# SET EXERCISE
Locate the word "UNIT" in the material, then show every line that holds it.

--- begin ---

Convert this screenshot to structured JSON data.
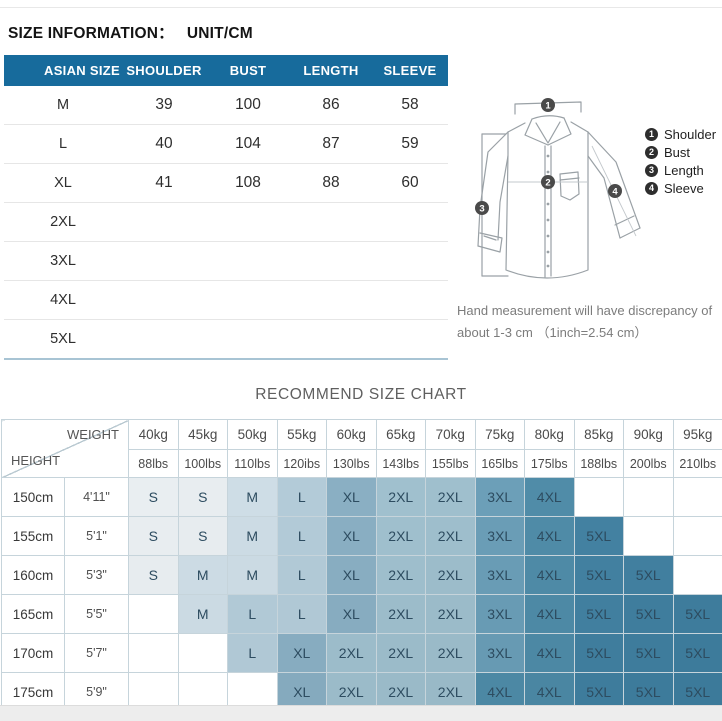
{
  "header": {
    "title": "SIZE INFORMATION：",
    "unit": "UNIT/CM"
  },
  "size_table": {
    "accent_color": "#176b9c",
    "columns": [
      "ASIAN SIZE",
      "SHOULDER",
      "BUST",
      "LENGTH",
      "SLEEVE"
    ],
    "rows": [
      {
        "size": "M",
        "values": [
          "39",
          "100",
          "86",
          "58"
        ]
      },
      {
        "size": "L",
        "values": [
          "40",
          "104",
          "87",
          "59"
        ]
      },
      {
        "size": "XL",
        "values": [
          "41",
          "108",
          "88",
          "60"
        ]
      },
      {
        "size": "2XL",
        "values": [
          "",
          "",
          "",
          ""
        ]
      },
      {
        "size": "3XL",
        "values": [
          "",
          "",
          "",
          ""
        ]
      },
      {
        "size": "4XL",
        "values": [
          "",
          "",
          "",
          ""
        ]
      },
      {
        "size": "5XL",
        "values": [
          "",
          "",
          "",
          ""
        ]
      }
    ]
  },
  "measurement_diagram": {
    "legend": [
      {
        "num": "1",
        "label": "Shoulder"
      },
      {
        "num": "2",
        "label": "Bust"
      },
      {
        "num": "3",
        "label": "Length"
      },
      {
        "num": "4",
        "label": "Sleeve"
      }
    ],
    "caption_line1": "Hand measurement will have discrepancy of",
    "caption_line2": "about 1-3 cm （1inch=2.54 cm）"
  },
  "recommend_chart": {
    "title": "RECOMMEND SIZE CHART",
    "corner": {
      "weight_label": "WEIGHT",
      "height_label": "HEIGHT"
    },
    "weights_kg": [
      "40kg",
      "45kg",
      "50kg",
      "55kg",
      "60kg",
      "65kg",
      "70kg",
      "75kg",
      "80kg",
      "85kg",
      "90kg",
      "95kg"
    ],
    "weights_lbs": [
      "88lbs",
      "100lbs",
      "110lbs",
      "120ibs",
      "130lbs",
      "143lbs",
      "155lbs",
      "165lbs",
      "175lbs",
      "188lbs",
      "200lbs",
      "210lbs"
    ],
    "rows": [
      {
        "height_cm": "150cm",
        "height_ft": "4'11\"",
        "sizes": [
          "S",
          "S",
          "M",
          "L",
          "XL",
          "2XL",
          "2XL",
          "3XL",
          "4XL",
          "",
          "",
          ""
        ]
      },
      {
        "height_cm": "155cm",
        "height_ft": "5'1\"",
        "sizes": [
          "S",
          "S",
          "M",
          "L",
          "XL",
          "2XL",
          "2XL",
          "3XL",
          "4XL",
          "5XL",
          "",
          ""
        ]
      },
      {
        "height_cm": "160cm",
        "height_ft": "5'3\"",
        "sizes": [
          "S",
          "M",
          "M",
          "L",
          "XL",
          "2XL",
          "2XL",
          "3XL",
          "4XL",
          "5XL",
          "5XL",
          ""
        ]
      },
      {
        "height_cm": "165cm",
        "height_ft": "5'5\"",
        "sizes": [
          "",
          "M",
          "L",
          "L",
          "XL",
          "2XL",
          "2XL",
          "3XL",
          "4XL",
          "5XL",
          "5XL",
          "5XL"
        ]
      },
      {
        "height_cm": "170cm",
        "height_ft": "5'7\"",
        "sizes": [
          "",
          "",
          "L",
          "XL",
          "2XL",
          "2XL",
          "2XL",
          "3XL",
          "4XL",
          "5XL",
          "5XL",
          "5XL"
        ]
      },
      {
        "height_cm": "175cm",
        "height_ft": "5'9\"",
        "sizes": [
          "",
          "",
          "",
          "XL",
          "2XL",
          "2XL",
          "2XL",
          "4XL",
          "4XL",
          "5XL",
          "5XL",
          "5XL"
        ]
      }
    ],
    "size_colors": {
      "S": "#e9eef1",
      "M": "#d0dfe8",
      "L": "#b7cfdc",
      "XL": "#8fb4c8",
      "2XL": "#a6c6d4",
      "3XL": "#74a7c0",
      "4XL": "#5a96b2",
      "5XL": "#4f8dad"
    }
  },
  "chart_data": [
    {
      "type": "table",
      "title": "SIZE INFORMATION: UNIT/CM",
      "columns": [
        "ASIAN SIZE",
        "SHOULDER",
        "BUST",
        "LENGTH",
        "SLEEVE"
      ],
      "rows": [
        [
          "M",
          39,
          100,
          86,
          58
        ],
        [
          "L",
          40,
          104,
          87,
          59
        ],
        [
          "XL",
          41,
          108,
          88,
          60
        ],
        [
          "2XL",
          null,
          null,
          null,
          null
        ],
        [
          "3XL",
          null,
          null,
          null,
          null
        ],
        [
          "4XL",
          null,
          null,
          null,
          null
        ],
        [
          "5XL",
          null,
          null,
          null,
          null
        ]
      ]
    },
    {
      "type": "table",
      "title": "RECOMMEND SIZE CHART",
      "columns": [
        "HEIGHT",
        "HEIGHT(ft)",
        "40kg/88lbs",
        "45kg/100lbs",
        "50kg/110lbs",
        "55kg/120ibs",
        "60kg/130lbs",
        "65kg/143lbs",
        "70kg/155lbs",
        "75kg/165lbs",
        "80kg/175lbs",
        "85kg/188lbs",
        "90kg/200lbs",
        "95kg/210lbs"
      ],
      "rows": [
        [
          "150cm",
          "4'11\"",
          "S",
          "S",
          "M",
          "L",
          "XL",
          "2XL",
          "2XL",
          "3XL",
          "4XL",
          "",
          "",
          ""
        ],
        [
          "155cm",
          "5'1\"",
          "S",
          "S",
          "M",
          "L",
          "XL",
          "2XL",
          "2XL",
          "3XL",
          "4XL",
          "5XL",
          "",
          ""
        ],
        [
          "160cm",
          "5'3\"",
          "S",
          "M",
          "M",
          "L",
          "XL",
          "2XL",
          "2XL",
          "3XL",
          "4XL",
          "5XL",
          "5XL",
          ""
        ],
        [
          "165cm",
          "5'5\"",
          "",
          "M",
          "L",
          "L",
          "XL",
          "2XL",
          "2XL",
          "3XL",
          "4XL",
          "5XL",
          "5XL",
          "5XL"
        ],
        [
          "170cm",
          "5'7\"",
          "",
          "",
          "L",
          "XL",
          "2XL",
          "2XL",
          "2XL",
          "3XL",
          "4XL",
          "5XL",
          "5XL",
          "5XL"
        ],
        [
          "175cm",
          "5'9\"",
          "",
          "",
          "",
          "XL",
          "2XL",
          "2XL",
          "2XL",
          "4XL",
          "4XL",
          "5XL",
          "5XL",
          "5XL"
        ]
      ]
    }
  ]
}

--- end ---

# RESULT FOR THIS EXERCISE
    "unit": "UNIT/CM"
      "title": "SIZE INFORMATION: UNIT/CM",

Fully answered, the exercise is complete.